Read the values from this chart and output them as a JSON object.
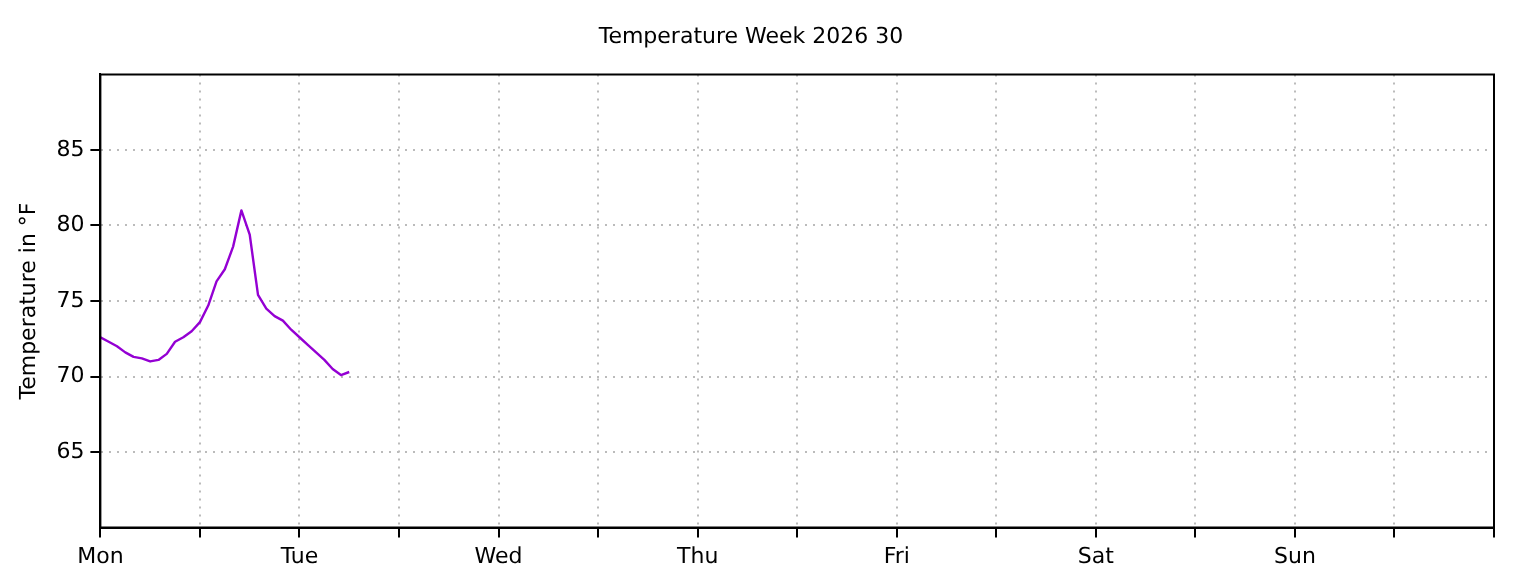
{
  "chart_data": {
    "type": "line",
    "title": "Temperature Week 2026 30",
    "ylabel": "Temperature in °F",
    "categories": [
      "Mon",
      null,
      null,
      null,
      null,
      null,
      null,
      null,
      null,
      null,
      null,
      null,
      null,
      null,
      null,
      null,
      null,
      null,
      null,
      null,
      null,
      null,
      null,
      null,
      "Tue",
      null,
      null,
      null,
      null,
      null,
      null,
      null,
      null,
      null,
      null,
      null,
      null,
      null,
      null,
      null,
      null,
      null,
      null,
      null,
      null,
      null,
      null,
      null,
      "Wed",
      null,
      null,
      null,
      null,
      null,
      null,
      null,
      null,
      null,
      null,
      null,
      null,
      null,
      null,
      null,
      null,
      null,
      null,
      null,
      null,
      null,
      null,
      null,
      "Thu",
      null,
      null,
      null,
      null,
      null,
      null,
      null,
      null,
      null,
      null,
      null,
      null,
      null,
      null,
      null,
      null,
      null,
      null,
      null,
      null,
      null,
      null,
      null,
      "Fri",
      null,
      null,
      null,
      null,
      null,
      null,
      null,
      null,
      null,
      null,
      null,
      null,
      null,
      null,
      null,
      null,
      null,
      null,
      null,
      null,
      null,
      null,
      null,
      "Sat",
      null,
      null,
      null,
      null,
      null,
      null,
      null,
      null,
      null,
      null,
      null,
      null,
      null,
      null,
      null,
      null,
      null,
      null,
      null,
      null,
      null,
      null,
      null,
      "Sun",
      null,
      null,
      null,
      null,
      null,
      null,
      null,
      null,
      null,
      null,
      null,
      null,
      null,
      null,
      null,
      null,
      null,
      null,
      null,
      null,
      null,
      null,
      null
    ],
    "series": [
      {
        "color": "#9400d3",
        "values": [
          72.6,
          72.3,
          72.0,
          71.6,
          71.3,
          71.2,
          71.0,
          71.1,
          71.5,
          72.3,
          72.6,
          73.0,
          73.6,
          74.7,
          76.3,
          77.1,
          78.6,
          81.0,
          79.4,
          75.4,
          74.5,
          74.0,
          73.7,
          73.1,
          72.6,
          72.1,
          71.6,
          71.1,
          70.5,
          70.1,
          70.3,
          null,
          null,
          null,
          null,
          null,
          null,
          null,
          null,
          null,
          null,
          null,
          null,
          null,
          null,
          null,
          null,
          null,
          null,
          null,
          null,
          null,
          null,
          null,
          null,
          null,
          null,
          null,
          null,
          null,
          null,
          null,
          null,
          null,
          null,
          null,
          null,
          null,
          null,
          null,
          null,
          null,
          null,
          null,
          null,
          null,
          null,
          null,
          null,
          null,
          null,
          null,
          null,
          null,
          null,
          null,
          null,
          null,
          null,
          null,
          null,
          null,
          null,
          null,
          null,
          null,
          null,
          null,
          null,
          null,
          null,
          null,
          null,
          null,
          null,
          null,
          null,
          null,
          null,
          null,
          null,
          null,
          null,
          null,
          null,
          null,
          null,
          null,
          null,
          null,
          null,
          null,
          null,
          null,
          null,
          null,
          null,
          null,
          null,
          null,
          null,
          null,
          null,
          null,
          null,
          null,
          null,
          null,
          null,
          null,
          null,
          null,
          null,
          null,
          null,
          null,
          null,
          null,
          null,
          null,
          null,
          null,
          null,
          null,
          null,
          null,
          null,
          null,
          null,
          null,
          null,
          null,
          null,
          null,
          null,
          null,
          null,
          null
        ]
      }
    ],
    "ylim": [
      60,
      90
    ],
    "yticks": [
      65,
      70,
      75,
      80,
      85
    ],
    "grid": true,
    "legend": false,
    "marker": "none",
    "line_style": "solid"
  }
}
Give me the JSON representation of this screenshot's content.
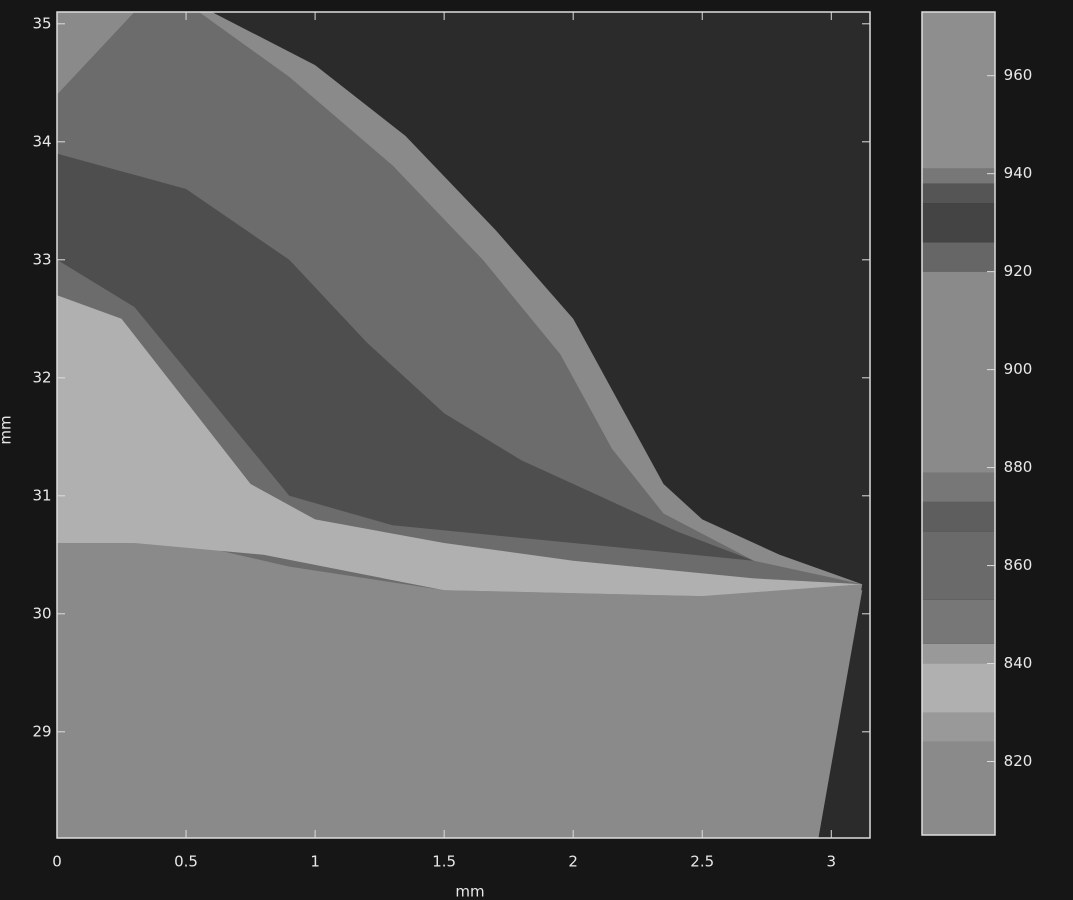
{
  "chart_data": {
    "type": "contour",
    "xlabel": "mm",
    "ylabel": "mm",
    "xlim": [
      0,
      3.15
    ],
    "ylim": [
      28.1,
      35.1
    ],
    "xticks": [
      0,
      0.5,
      1,
      1.5,
      2,
      2.5,
      3
    ],
    "yticks": [
      29,
      30,
      31,
      32,
      33,
      34,
      35
    ],
    "background": "#2b2b2b",
    "regions": [
      {
        "level": 900,
        "color": "#8a8a8a",
        "x": [
          0,
          0.6,
          1.0,
          1.35,
          1.7,
          2.0,
          2.2,
          2.35,
          2.5,
          2.8,
          3.12,
          2.95,
          0
        ],
        "y": [
          35.1,
          35.1,
          34.65,
          34.05,
          33.25,
          32.5,
          31.7,
          31.1,
          30.8,
          30.5,
          30.25,
          28.1,
          28.1
        ]
      },
      {
        "level": 870,
        "color": "#6c6c6c",
        "x": [
          0,
          0.3,
          0.55,
          0.9,
          1.3,
          1.65,
          1.95,
          2.15,
          2.35,
          2.7,
          3.12,
          2.5,
          1.5,
          0.9,
          0.5,
          0
        ],
        "y": [
          34.4,
          35.1,
          35.1,
          34.55,
          33.8,
          33.0,
          32.2,
          31.4,
          30.85,
          30.45,
          30.25,
          30.15,
          30.2,
          30.4,
          30.6,
          30.8
        ]
      },
      {
        "level": 930,
        "color": "#4e4e4e",
        "x": [
          0,
          0.5,
          0.9,
          1.2,
          1.5,
          1.8,
          2.1,
          2.4,
          2.7,
          2.0,
          1.3,
          0.9,
          0.6,
          0.3,
          0
        ],
        "y": [
          33.9,
          33.6,
          33.0,
          32.3,
          31.7,
          31.3,
          31.0,
          30.7,
          30.45,
          30.6,
          30.75,
          31.0,
          31.8,
          32.6,
          33.0
        ]
      },
      {
        "level": 835,
        "color": "#b0b0b0",
        "x": [
          0,
          0.25,
          0.5,
          0.75,
          1.0,
          1.5,
          2.0,
          2.7,
          3.12,
          2.5,
          1.5,
          0.8,
          0.3,
          0
        ],
        "y": [
          32.7,
          32.5,
          31.8,
          31.1,
          30.8,
          30.6,
          30.45,
          30.3,
          30.25,
          30.15,
          30.2,
          30.5,
          30.6,
          30.6
        ]
      },
      {
        "level": 880,
        "color": "#8a8a8a",
        "x": [
          0,
          0.5,
          1.0,
          1.5,
          2.5,
          3.12,
          2.95,
          0
        ],
        "y": [
          30.6,
          30.55,
          30.35,
          30.2,
          30.1,
          30.2,
          28.1,
          28.1
        ]
      }
    ],
    "colorbar": {
      "clim": [
        805,
        973
      ],
      "ticks": [
        820,
        840,
        860,
        880,
        900,
        920,
        940,
        960
      ],
      "bounds": [
        805,
        824,
        830,
        840,
        844,
        853,
        867,
        873,
        879,
        920,
        926,
        934,
        938,
        941,
        973
      ],
      "colors": [
        "#8a8a8a",
        "#999999",
        "#b0b0b0",
        "#999999",
        "#777777",
        "#6a6a6a",
        "#5e5e5e",
        "#777777",
        "#8a8a8a",
        "#666666",
        "#444444",
        "#555555",
        "#777777",
        "#8e8e8e"
      ]
    }
  }
}
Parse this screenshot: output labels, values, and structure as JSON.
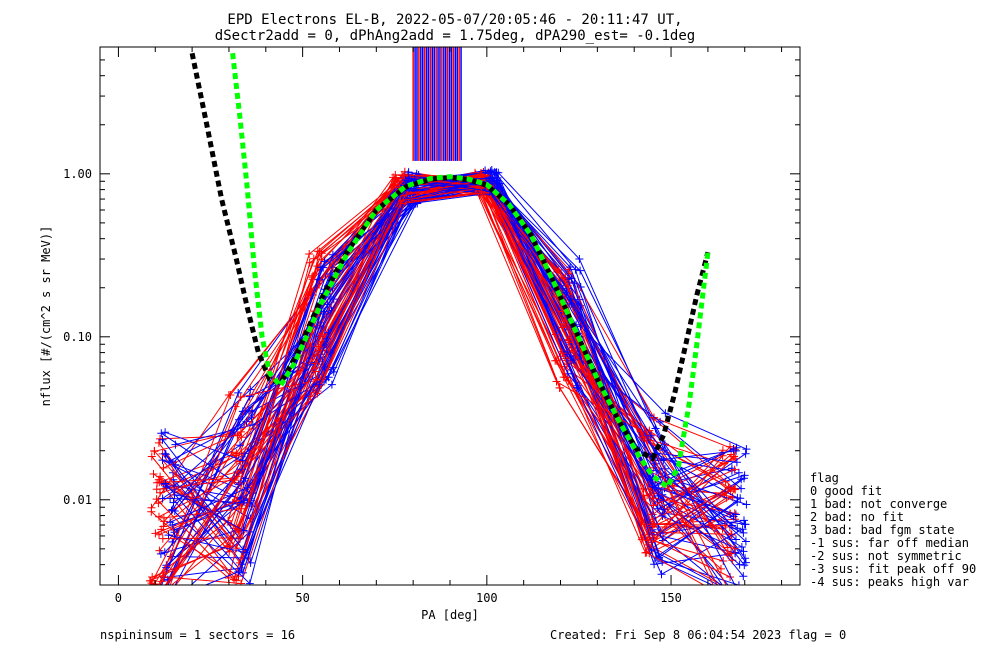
{
  "chart_data": {
    "type": "line",
    "title": "EPD Electrons EL-B, 2022-05-07/20:05:46 - 20:11:47 UT,",
    "subtitle": "dSectr2add = 0, dPhAng2add = 1.75deg, dPA290_est=  -0.1deg",
    "xlabel": "PA [deg]",
    "ylabel": "nflux [#/(cm^2 s sr MeV)]",
    "xlim": [
      -5,
      185
    ],
    "ylim": [
      0.003,
      6
    ],
    "yscale": "log",
    "grid": false,
    "x_ticks": [
      {
        "value": 0,
        "label": "0"
      },
      {
        "value": 50,
        "label": "50"
      },
      {
        "value": 100,
        "label": "100"
      },
      {
        "value": 150,
        "label": "150"
      }
    ],
    "y_ticks": [
      {
        "value": 1.0,
        "label": "1.00"
      },
      {
        "value": 0.1,
        "label": "0.10"
      },
      {
        "value": 0.01,
        "label": "0.01"
      }
    ],
    "series": [
      {
        "color": "#000000",
        "style": "dashed",
        "x": [
          20,
          24,
          28,
          32,
          35,
          38,
          41,
          44,
          48,
          55,
          62,
          70,
          78,
          85,
          90,
          95,
          100,
          106,
          112,
          118,
          124,
          130,
          136,
          141,
          145,
          148,
          151,
          154,
          157,
          160
        ],
        "y": [
          5.5,
          2.0,
          0.7,
          0.3,
          0.15,
          0.08,
          0.055,
          0.052,
          0.075,
          0.17,
          0.33,
          0.6,
          0.83,
          0.93,
          0.95,
          0.92,
          0.85,
          0.65,
          0.42,
          0.22,
          0.11,
          0.055,
          0.03,
          0.02,
          0.018,
          0.025,
          0.045,
          0.09,
          0.18,
          0.33
        ]
      },
      {
        "color": "#00ff00",
        "style": "dashed",
        "x": [
          31,
          33,
          35,
          37,
          39,
          41,
          44,
          48,
          55,
          62,
          70,
          78,
          85,
          90,
          95,
          100,
          106,
          112,
          118,
          124,
          130,
          136,
          141,
          145,
          149,
          152,
          155,
          157,
          160
        ],
        "y": [
          5.5,
          2.2,
          0.8,
          0.25,
          0.1,
          0.06,
          0.05,
          0.07,
          0.16,
          0.32,
          0.6,
          0.84,
          0.94,
          0.96,
          0.93,
          0.86,
          0.65,
          0.42,
          0.22,
          0.11,
          0.055,
          0.03,
          0.019,
          0.014,
          0.012,
          0.016,
          0.04,
          0.09,
          0.33
        ]
      }
    ],
    "curves": {
      "count_per_color": 44,
      "colors": [
        "#ff0000",
        "#0000ff"
      ],
      "x": [
        12,
        33,
        55,
        78,
        100,
        122,
        145,
        167
      ],
      "median_y": [
        0.008,
        0.012,
        0.12,
        0.82,
        0.88,
        0.12,
        0.011,
        0.007
      ]
    },
    "spikes": {
      "color_a": "#ff0000",
      "color_b": "#0000ff",
      "x_from": 80,
      "x_to": 93,
      "y_low": 1.2
    },
    "annotations": {
      "left": "nspininsum =  1  sectors = 16",
      "right": "Created: Fri Sep  8 06:04:54 2023   flag = 0"
    },
    "legend": {
      "position": "right-bottom",
      "title": "flag",
      "entries": [
        " 0 good fit",
        " 1 bad: not converge",
        " 2 bad: no fit",
        " 3 bad: bad fgm state",
        "-1 sus: far off median",
        "-2 sus: not symmetric",
        "-3 sus: fit peak off 90",
        "-4 sus: peaks high var"
      ]
    }
  }
}
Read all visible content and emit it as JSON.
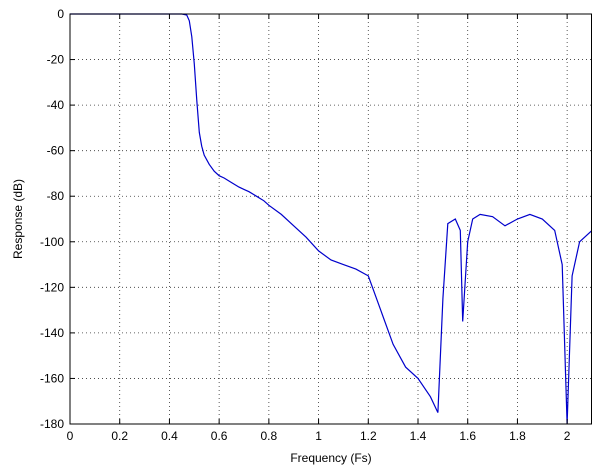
{
  "chart_data": {
    "type": "line",
    "title": "",
    "xlabel": "Frequency (Fs)",
    "ylabel": "Response (dB)",
    "xlim": [
      0,
      2.1
    ],
    "ylim": [
      -180,
      0
    ],
    "x_ticks": [
      0,
      0.2,
      0.4,
      0.6,
      0.8,
      1,
      1.2,
      1.4,
      1.6,
      1.8,
      2
    ],
    "x_tick_labels": [
      "0",
      "0.2",
      "0.4",
      "0.6",
      "0.8",
      "1",
      "1.2",
      "1.4",
      "1.6",
      "1.8",
      "2"
    ],
    "y_ticks": [
      0,
      -20,
      -40,
      -60,
      -80,
      -100,
      -120,
      -140,
      -160,
      -180
    ],
    "y_tick_labels": [
      "0",
      "-20",
      "-40",
      "-60",
      "-80",
      "-100",
      "-120",
      "-140",
      "-160",
      "-180"
    ],
    "grid": true,
    "line_color": "#0000cc",
    "series": [
      {
        "x": [
          0,
          0.1,
          0.2,
          0.3,
          0.4,
          0.45,
          0.47,
          0.48,
          0.49,
          0.5,
          0.51,
          0.52,
          0.53,
          0.54,
          0.56,
          0.58,
          0.6,
          0.62,
          0.65,
          0.68,
          0.7,
          0.72,
          0.75,
          0.78,
          0.8,
          0.85,
          0.9,
          0.95,
          1.0,
          1.05,
          1.1,
          1.15,
          1.2,
          1.25,
          1.3,
          1.35,
          1.4,
          1.45,
          1.48,
          1.5,
          1.52,
          1.55,
          1.57,
          1.58,
          1.6,
          1.62,
          1.65,
          1.7,
          1.75,
          1.8,
          1.85,
          1.9,
          1.95,
          1.98,
          2.0,
          2.02,
          2.05,
          2.1
        ],
        "y": [
          0,
          0,
          0,
          0,
          0,
          0,
          -0.5,
          -3,
          -10,
          -22,
          -38,
          -52,
          -58,
          -62,
          -66,
          -69,
          -71,
          -72,
          -74,
          -76,
          -77,
          -78,
          -80,
          -82,
          -84,
          -88,
          -93,
          -98,
          -104,
          -108,
          -110,
          -112,
          -115,
          -130,
          -145,
          -155,
          -160,
          -168,
          -175,
          -125,
          -92,
          -90,
          -95,
          -135,
          -100,
          -90,
          -88,
          -89,
          -93,
          -90,
          -88,
          -90,
          -95,
          -110,
          -180,
          -115,
          -100,
          -95
        ]
      }
    ]
  }
}
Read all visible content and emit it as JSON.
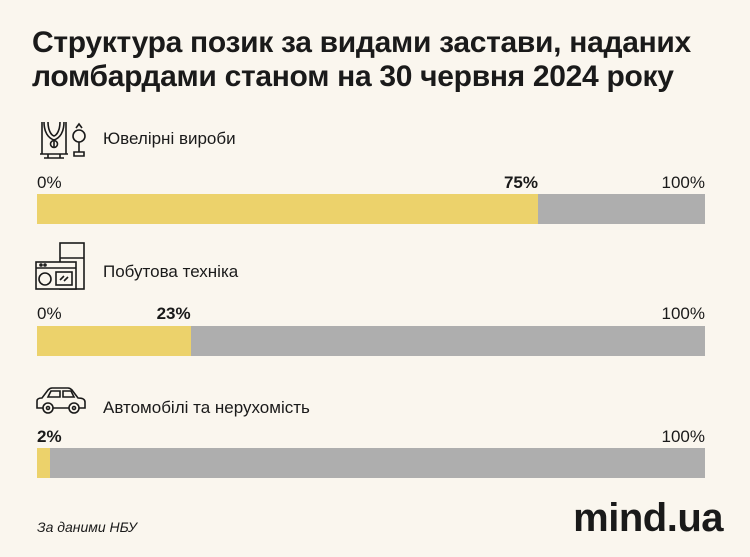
{
  "title": "Структура позик за видами застави, наданих ломбардами станом на 30 червня 2024 року",
  "source": "За даними НБУ",
  "brand": "mind.ua",
  "icons": [
    "jewelry-icon",
    "appliances-icon",
    "car-icon"
  ],
  "colors": {
    "fill": "#ecd26b",
    "track": "#aeaeae",
    "background": "#faf6ee"
  },
  "chart_data": {
    "type": "bar",
    "orientation": "horizontal",
    "categories": [
      "Ювелірні вироби",
      "Побутова техніка",
      "Автомобілі та нерухомість"
    ],
    "values": [
      75,
      23,
      2
    ],
    "value_labels": [
      "75%",
      "23%",
      "2%"
    ],
    "xlim": [
      0,
      100
    ],
    "tick_start_labels": [
      "0%",
      "0%",
      ""
    ],
    "tick_end_labels": [
      "100%",
      "100%",
      "100%"
    ],
    "title": "Структура позик за видами застави, наданих ломбардами станом на 30 червня 2024 року"
  }
}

++++++

▸ **AIM OF THE EXERCISE**:
Gather up the lines that contain the word "xlabel".

▸ **OUTPUT FOR THIS EXERCISE**:
    "xlabel": "mm",
    "xlabel": "PA [deg]",
    "xlabel": "Frequency (Fs)",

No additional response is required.